_WHAT THE TASK REQUIRES_
Please reproduce the entries below word for word, starting at the first line and stopping after the line that contains "club-box-chess-club[interactable]: Chess Club".

— Start of INPUT RECORDS —

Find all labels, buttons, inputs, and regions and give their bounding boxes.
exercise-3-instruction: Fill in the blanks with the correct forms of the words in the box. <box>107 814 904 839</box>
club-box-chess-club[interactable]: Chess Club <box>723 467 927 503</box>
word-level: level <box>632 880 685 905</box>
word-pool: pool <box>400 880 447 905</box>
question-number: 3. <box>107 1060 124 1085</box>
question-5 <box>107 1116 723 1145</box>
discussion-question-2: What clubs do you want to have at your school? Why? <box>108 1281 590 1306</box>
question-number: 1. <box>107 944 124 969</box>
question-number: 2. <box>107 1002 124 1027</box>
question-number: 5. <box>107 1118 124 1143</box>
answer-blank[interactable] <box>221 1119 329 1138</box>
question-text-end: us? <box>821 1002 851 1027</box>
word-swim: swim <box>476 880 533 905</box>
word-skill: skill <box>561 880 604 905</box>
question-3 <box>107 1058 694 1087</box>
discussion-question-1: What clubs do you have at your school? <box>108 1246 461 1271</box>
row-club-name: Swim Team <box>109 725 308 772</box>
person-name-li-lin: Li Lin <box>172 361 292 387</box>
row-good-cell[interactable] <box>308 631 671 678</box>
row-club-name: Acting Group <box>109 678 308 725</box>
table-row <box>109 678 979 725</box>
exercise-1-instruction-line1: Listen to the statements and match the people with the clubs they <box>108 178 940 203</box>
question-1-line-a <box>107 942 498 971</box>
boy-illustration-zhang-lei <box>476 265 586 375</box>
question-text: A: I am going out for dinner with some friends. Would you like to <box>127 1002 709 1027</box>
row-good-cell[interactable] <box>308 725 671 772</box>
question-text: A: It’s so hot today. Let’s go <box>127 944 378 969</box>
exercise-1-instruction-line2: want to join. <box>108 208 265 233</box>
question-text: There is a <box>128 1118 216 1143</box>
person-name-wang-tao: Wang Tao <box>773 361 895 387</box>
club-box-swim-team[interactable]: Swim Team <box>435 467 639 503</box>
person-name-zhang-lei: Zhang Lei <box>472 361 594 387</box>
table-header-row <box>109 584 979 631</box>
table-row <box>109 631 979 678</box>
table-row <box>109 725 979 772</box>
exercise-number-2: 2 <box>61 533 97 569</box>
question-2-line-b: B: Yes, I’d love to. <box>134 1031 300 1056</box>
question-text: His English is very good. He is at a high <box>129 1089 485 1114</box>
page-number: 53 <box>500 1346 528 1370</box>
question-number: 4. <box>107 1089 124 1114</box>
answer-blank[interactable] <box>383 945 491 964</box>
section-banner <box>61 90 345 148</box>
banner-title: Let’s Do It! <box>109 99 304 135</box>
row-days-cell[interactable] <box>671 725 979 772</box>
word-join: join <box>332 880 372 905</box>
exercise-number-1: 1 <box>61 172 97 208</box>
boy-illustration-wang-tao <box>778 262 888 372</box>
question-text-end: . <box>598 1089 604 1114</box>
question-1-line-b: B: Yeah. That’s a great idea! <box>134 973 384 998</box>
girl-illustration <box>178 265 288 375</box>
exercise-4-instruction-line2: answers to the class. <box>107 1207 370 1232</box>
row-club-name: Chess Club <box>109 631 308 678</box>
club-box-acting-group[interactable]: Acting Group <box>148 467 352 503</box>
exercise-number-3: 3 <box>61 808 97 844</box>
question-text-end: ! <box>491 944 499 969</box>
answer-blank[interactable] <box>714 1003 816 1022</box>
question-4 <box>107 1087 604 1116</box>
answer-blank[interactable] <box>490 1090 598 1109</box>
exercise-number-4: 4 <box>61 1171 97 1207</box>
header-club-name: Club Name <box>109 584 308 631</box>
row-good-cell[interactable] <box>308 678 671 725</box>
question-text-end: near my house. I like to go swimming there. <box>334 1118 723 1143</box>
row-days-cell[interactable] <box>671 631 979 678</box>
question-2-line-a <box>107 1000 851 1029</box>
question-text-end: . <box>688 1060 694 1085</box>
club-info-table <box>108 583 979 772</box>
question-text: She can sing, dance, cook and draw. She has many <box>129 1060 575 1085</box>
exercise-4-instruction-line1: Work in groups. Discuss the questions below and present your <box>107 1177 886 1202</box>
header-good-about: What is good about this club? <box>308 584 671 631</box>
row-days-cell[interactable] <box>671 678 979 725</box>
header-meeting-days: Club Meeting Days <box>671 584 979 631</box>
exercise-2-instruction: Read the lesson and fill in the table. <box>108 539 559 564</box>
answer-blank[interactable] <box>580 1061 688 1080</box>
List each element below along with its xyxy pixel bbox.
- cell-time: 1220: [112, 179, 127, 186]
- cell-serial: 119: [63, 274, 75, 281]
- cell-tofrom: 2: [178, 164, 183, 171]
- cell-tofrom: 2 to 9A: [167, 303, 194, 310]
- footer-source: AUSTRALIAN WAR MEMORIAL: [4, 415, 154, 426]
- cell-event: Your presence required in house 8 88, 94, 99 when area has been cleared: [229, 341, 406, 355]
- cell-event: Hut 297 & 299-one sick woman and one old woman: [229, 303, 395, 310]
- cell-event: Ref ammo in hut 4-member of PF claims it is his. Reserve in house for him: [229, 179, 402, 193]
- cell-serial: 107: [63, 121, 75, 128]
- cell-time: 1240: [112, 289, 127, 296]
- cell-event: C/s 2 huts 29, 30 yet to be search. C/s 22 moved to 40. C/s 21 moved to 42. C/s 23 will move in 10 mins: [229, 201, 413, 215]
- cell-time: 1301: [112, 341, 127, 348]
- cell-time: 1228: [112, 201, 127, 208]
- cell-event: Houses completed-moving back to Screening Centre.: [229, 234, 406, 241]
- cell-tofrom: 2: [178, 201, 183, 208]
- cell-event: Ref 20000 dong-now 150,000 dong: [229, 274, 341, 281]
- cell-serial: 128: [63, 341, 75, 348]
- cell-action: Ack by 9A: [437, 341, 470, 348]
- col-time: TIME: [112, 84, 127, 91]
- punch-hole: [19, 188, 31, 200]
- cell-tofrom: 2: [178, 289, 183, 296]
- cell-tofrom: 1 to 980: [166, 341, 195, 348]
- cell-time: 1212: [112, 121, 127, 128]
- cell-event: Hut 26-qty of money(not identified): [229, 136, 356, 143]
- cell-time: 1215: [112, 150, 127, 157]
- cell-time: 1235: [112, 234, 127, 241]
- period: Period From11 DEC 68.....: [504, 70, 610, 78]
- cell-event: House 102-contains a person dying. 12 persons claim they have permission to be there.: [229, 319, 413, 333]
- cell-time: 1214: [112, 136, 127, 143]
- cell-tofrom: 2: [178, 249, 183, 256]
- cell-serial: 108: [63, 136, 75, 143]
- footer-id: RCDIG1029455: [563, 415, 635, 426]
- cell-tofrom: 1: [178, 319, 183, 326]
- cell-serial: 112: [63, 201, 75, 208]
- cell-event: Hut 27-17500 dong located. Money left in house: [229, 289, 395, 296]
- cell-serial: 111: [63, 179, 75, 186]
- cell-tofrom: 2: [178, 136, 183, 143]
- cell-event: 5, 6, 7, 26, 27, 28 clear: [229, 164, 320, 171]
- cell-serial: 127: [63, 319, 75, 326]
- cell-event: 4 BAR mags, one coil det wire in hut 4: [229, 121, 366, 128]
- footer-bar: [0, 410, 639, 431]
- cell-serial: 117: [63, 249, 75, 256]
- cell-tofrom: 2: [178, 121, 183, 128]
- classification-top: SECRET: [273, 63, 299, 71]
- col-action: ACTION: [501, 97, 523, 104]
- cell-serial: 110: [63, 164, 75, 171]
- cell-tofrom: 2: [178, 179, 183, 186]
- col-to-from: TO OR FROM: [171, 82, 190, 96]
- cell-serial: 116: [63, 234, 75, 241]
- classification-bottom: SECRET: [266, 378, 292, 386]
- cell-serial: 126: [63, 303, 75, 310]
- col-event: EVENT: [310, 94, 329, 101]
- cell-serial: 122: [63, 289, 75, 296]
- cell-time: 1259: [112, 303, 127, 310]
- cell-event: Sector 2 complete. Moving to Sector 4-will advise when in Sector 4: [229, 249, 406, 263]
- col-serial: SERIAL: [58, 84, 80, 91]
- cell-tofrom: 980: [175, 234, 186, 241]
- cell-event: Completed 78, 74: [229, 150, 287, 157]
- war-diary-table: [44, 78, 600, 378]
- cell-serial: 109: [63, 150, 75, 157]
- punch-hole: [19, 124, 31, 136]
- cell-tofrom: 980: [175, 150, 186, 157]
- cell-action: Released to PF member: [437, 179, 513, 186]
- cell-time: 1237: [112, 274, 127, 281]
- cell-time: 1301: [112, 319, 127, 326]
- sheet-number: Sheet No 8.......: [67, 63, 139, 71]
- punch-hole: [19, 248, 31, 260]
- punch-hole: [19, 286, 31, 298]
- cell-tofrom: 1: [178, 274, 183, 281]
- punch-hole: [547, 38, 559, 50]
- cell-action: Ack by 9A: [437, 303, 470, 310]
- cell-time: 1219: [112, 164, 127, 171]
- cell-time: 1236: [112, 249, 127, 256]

— End of INPUT RECORDS —

_THE RESULT_
Find all labels, buttons, inputs, and regions and give their bounding boxes.
exercise-3-instruction: Fill in the blanks with the correct forms of the words in the box. <box>107 814 904 839</box>
club-box-chess-club[interactable]: Chess Club <box>723 467 927 503</box>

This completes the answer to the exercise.